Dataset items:

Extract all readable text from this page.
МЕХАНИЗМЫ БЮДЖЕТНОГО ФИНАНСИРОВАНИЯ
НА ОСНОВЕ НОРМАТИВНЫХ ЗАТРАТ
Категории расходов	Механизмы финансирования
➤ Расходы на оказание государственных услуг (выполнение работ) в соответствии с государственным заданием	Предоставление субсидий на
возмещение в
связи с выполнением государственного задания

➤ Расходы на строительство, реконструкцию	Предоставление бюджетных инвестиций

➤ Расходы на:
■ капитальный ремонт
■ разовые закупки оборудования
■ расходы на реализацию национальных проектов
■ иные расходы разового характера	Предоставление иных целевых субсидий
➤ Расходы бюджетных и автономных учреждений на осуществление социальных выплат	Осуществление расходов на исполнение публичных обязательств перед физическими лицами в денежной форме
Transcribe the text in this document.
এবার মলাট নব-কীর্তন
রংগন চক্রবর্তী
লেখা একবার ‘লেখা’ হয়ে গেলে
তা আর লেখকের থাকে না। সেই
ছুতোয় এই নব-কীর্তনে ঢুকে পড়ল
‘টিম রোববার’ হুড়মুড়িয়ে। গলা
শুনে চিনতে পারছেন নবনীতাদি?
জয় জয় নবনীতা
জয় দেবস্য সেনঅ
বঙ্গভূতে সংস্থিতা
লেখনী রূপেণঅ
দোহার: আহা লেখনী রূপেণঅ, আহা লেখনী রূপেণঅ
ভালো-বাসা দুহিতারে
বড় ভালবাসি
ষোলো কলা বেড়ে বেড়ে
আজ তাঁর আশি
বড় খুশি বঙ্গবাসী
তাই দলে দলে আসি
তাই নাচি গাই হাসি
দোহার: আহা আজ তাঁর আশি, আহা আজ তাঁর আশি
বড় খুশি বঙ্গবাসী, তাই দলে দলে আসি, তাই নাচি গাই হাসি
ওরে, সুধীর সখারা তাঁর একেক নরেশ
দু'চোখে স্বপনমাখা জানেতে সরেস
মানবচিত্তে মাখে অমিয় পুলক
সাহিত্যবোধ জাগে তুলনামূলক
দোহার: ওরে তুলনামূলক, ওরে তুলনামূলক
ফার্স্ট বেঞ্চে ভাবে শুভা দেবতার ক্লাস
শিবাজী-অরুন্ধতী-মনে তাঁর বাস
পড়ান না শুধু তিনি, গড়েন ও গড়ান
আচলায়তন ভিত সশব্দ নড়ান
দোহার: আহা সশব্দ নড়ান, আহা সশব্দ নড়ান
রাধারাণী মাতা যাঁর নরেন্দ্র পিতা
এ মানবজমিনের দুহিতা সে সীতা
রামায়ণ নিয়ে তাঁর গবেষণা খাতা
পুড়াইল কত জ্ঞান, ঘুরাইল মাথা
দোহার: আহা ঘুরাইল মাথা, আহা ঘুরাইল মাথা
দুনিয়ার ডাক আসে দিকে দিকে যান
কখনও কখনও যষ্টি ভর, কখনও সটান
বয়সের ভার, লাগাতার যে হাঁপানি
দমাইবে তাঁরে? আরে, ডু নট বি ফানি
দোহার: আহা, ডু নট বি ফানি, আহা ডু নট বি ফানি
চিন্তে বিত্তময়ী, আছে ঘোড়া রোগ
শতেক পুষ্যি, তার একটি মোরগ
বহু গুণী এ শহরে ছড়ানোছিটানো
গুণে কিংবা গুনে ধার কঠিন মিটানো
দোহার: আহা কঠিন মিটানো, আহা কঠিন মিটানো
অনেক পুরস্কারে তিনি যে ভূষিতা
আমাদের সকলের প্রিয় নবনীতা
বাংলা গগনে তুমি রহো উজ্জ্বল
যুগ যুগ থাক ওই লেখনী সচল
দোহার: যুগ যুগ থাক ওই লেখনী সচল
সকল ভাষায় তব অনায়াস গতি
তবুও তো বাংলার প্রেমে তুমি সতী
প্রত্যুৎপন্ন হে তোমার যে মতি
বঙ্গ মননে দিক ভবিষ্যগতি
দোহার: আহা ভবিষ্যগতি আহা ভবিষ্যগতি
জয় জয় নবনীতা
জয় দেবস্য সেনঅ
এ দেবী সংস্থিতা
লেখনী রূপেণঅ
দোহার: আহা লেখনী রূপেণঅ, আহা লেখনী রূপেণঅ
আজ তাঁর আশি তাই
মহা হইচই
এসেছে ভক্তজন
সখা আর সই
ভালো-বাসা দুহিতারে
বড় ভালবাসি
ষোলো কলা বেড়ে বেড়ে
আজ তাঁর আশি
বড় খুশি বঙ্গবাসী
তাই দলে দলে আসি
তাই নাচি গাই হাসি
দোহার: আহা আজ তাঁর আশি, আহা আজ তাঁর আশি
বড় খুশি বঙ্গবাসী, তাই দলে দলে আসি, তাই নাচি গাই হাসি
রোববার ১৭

• _Goal_: Quote the entire listing above exactly.

• _Answer to this task_:
Extract all readable text from this page.
МЕХАНИЗМЫ БЮДЖЕТНОГО ФИНАНСИРОВАНИЯ
НА ОСНОВЕ НОРМАТИВНЫХ ЗАТРАТ
Категории расходов	Механизмы финансирования
➤ Расходы на оказание государственных услуг (выполнение работ) в соответствии с государственным заданием	Предоставление субсидий на
возмещение в
связи с выполнением государственного задания

➤ Расходы на строительство, реконструкцию	Предоставление бюджетных инвестиций

➤ Расходы на:
■ капитальный ремонт
■ разовые закупки оборудования
■ расходы на реализацию национальных проектов
■ иные расходы разового характера	Предоставление иных целевых субсидий
➤ Расходы бюджетных и автономных учреждений на осуществление социальных выплат	Осуществление расходов на исполнение публичных обязательств перед физическими лицами в денежной форме
Transcribe the text in this document.
এবার মলাট নব-কীর্তন
রংগন চক্রবর্তী
লেখা একবার ‘লেখা’ হয়ে গেলে
তা আর লেখকের থাকে না। সেই
ছুতোয় এই নব-কীর্তনে ঢুকে পড়ল
‘টিম রোববার’ হুড়মুড়িয়ে। গলা
শুনে চিনতে পারছেন নবনীতাদি?
জয় জয় নবনীতা
জয় দেবস্য সেনঅ
বঙ্গভূতে সংস্থিতা
লেখনী রূপেণঅ
দোহার: আহা লেখনী রূপেণঅ, আহা লেখনী রূপেণঅ
ভালো-বাসা দুহিতারে
বড় ভালবাসি
ষোলো কলা বেড়ে বেড়ে
আজ তাঁর আশি
বড় খুশি বঙ্গবাসী
তাই দলে দলে আসি
তাই নাচি গাই হাসি
দোহার: আহা আজ তাঁর আশি, আহা আজ তাঁর আশি
বড় খুশি বঙ্গবাসী, তাই দলে দলে আসি, তাই নাচি গাই হাসি
ওরে, সুধীর সখারা তাঁর একেক নরেশ
দু'চোখে স্বপনমাখা জানেতে সরেস
মানবচিত্তে মাখে অমিয় পুলক
সাহিত্যবোধ জাগে তুলনামূলক
দোহার: ওরে তুলনামূলক, ওরে তুলনামূলক
ফার্স্ট বেঞ্চে ভাবে শুভা দেবতার ক্লাস
শিবাজী-অরুন্ধতী-মনে তাঁর বাস
পড়ান না শুধু তিনি, গড়েন ও গড়ান
আচলায়তন ভিত সশব্দ নড়ান
দোহার: আহা সশব্দ নড়ান, আহা সশব্দ নড়ান
রাধারাণী মাতা যাঁর নরেন্দ্র পিতা
এ মানবজমিনের দুহিতা সে সীতা
রামায়ণ নিয়ে তাঁর গবেষণা খাতা
পুড়াইল কত জ্ঞান, ঘুরাইল মাথা
দোহার: আহা ঘুরাইল মাথা, আহা ঘুরাইল মাথা
দুনিয়ার ডাক আসে দিকে দিকে যান
কখনও কখনও যষ্টি ভর, কখনও সটান
বয়সের ভার, লাগাতার যে হাঁপানি
দমাইবে তাঁরে? আরে, ডু নট বি ফানি
দোহার: আহা, ডু নট বি ফানি, আহা ডু নট বি ফানি
চিন্তে বিত্তময়ী, আছে ঘোড়া রোগ
শতেক পুষ্যি, তার একটি মোরগ
বহু গুণী এ শহরে ছড়ানোছিটানো
গুণে কিংবা গুনে ধার কঠিন মিটানো
দোহার: আহা কঠিন মিটানো, আহা কঠিন মিটানো
অনেক পুরস্কারে তিনি যে ভূষিতা
আমাদের সকলের প্রিয় নবনীতা
বাংলা গগনে তুমি রহো উজ্জ্বল
যুগ যুগ থাক ওই লেখনী সচল
দোহার: যুগ যুগ থাক ওই লেখনী সচল
সকল ভাষায় তব অনায়াস গতি
তবুও তো বাংলার প্রেমে তুমি সতী
প্রত্যুৎপন্ন হে তোমার যে মতি
বঙ্গ মননে দিক ভবিষ্যগতি
দোহার: আহা ভবিষ্যগতি আহা ভবিষ্যগতি
জয় জয় নবনীতা
জয় দেবস্য সেনঅ
এ দেবী সংস্থিতা
লেখনী রূপেণঅ
দোহার: আহা লেখনী রূপেণঅ, আহা লেখনী রূপেণঅ
আজ তাঁর আশি তাই
মহা হইচই
এসেছে ভক্তজন
সখা আর সই
ভালো-বাসা দুহিতারে
বড় ভালবাসি
ষোলো কলা বেড়ে বেড়ে
আজ তাঁর আশি
বড় খুশি বঙ্গবাসী
তাই দলে দলে আসি
তাই নাচি গাই হাসি
দোহার: আহা আজ তাঁর আশি, আহা আজ তাঁর আশি
বড় খুশি বঙ্গবাসী, তাই দলে দলে আসি, তাই নাচি গাই হাসি
রোববার ১৭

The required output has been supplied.